====== Records provided
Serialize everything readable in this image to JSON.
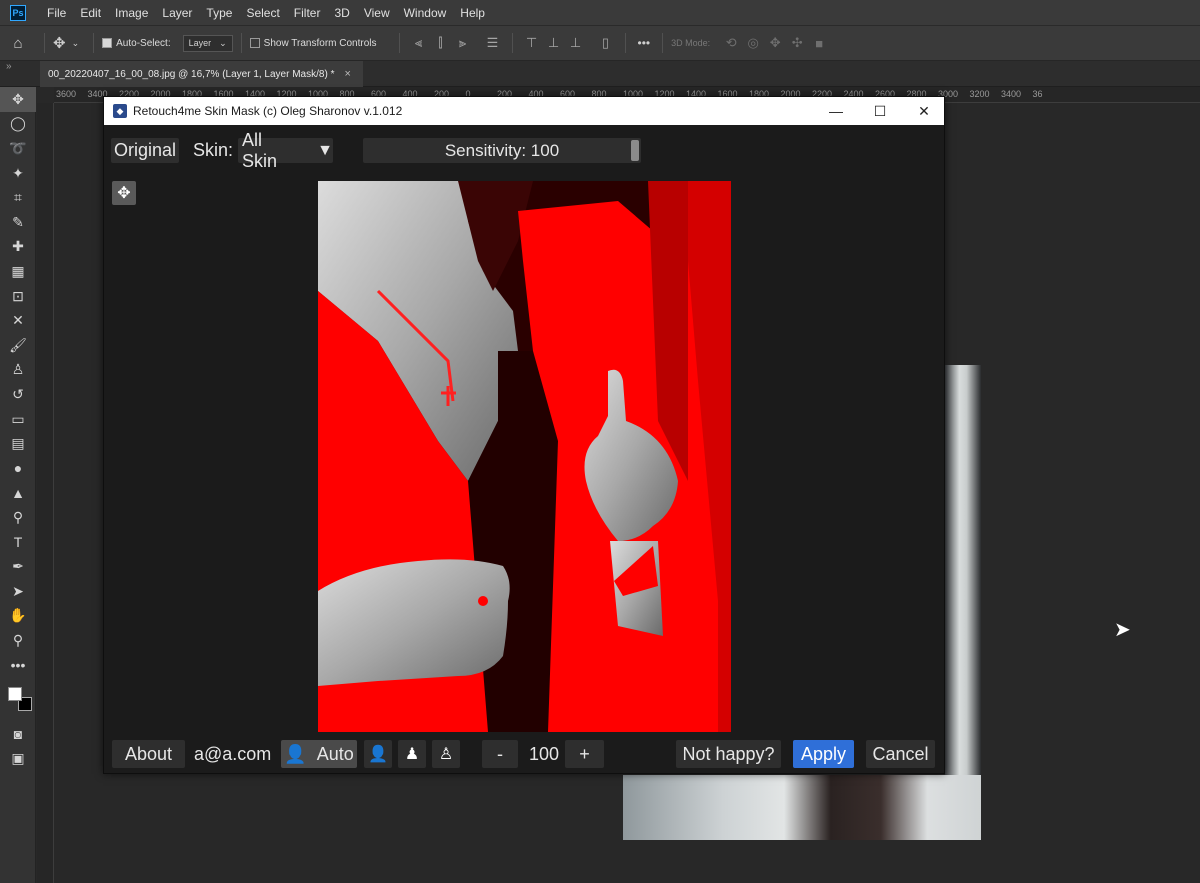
{
  "app": {
    "logo_text": "Ps",
    "menu": [
      "File",
      "Edit",
      "Image",
      "Layer",
      "Type",
      "Select",
      "Filter",
      "3D",
      "View",
      "Window",
      "Help"
    ]
  },
  "options_bar": {
    "auto_select_label": "Auto-Select:",
    "auto_select_checked": true,
    "layer_dropdown": "Layer",
    "show_transform_label": "Show Transform Controls",
    "show_transform_checked": false,
    "mode_3d_label": "3D Mode:",
    "more_label": "•••"
  },
  "document_tab": {
    "title": "00_20220407_16_00_08.jpg @ 16,7% (Layer 1, Layer Mask/8) *",
    "close": "×"
  },
  "ruler": {
    "top_numbers": [
      "3600",
      "3400",
      "2200",
      "2000",
      "1800",
      "1600",
      "1400",
      "1200",
      "1000",
      "800",
      "600",
      "400",
      "200",
      "0",
      "200",
      "400",
      "600",
      "800",
      "1000",
      "1200",
      "1400",
      "1600",
      "1800",
      "2000",
      "2200",
      "2400",
      "2600",
      "2800",
      "3000",
      "3200",
      "3400",
      "36"
    ]
  },
  "plugin": {
    "title": "Retouch4me Skin Mask (c) Oleg Sharonov v.1.012",
    "window_controls": {
      "minimize": "—",
      "maximize": "☐",
      "close": "✕"
    },
    "original_button": "Original",
    "skin_label": "Skin:",
    "skin_dropdown_value": "All Skin",
    "skin_dropdown_arrow": "▼",
    "sensitivity_label": "Sensitivity: 100",
    "sensitivity_value": 1.0,
    "about_button": "About",
    "email": "a@a.com",
    "auto_button": "Auto",
    "minus_button": "-",
    "zoom_value": "100",
    "plus_button": "+",
    "not_happy_button": "Not happy?",
    "apply_button": "Apply",
    "cancel_button": "Cancel"
  },
  "colors": {
    "mask_red": "#ff0000",
    "apply_blue": "#2f6fd8",
    "panel_bg": "#1b1b1b"
  }
}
============
■ Direction ■
Copy each line of the records precisely and drop any images they hold.

■ In response ■
Serialize everything readable in this image to JSON.
{
  "app": {
    "logo_text": "Ps",
    "menu": [
      "File",
      "Edit",
      "Image",
      "Layer",
      "Type",
      "Select",
      "Filter",
      "3D",
      "View",
      "Window",
      "Help"
    ]
  },
  "options_bar": {
    "auto_select_label": "Auto-Select:",
    "auto_select_checked": true,
    "layer_dropdown": "Layer",
    "show_transform_label": "Show Transform Controls",
    "show_transform_checked": false,
    "mode_3d_label": "3D Mode:",
    "more_label": "•••"
  },
  "document_tab": {
    "title": "00_20220407_16_00_08.jpg @ 16,7% (Layer 1, Layer Mask/8) *",
    "close": "×"
  },
  "ruler": {
    "top_numbers": [
      "3600",
      "3400",
      "2200",
      "2000",
      "1800",
      "1600",
      "1400",
      "1200",
      "1000",
      "800",
      "600",
      "400",
      "200",
      "0",
      "200",
      "400",
      "600",
      "800",
      "1000",
      "1200",
      "1400",
      "1600",
      "1800",
      "2000",
      "2200",
      "2400",
      "2600",
      "2800",
      "3000",
      "3200",
      "3400",
      "36"
    ]
  },
  "plugin": {
    "title": "Retouch4me Skin Mask (c) Oleg Sharonov v.1.012",
    "window_controls": {
      "minimize": "—",
      "maximize": "☐",
      "close": "✕"
    },
    "original_button": "Original",
    "skin_label": "Skin:",
    "skin_dropdown_value": "All Skin",
    "skin_dropdown_arrow": "▼",
    "sensitivity_label": "Sensitivity: 100",
    "sensitivity_value": 1.0,
    "about_button": "About",
    "email": "a@a.com",
    "auto_button": "Auto",
    "minus_button": "-",
    "zoom_value": "100",
    "plus_button": "+",
    "not_happy_button": "Not happy?",
    "apply_button": "Apply",
    "cancel_button": "Cancel"
  },
  "colors": {
    "mask_red": "#ff0000",
    "apply_blue": "#2f6fd8",
    "panel_bg": "#1b1b1b"
  }
}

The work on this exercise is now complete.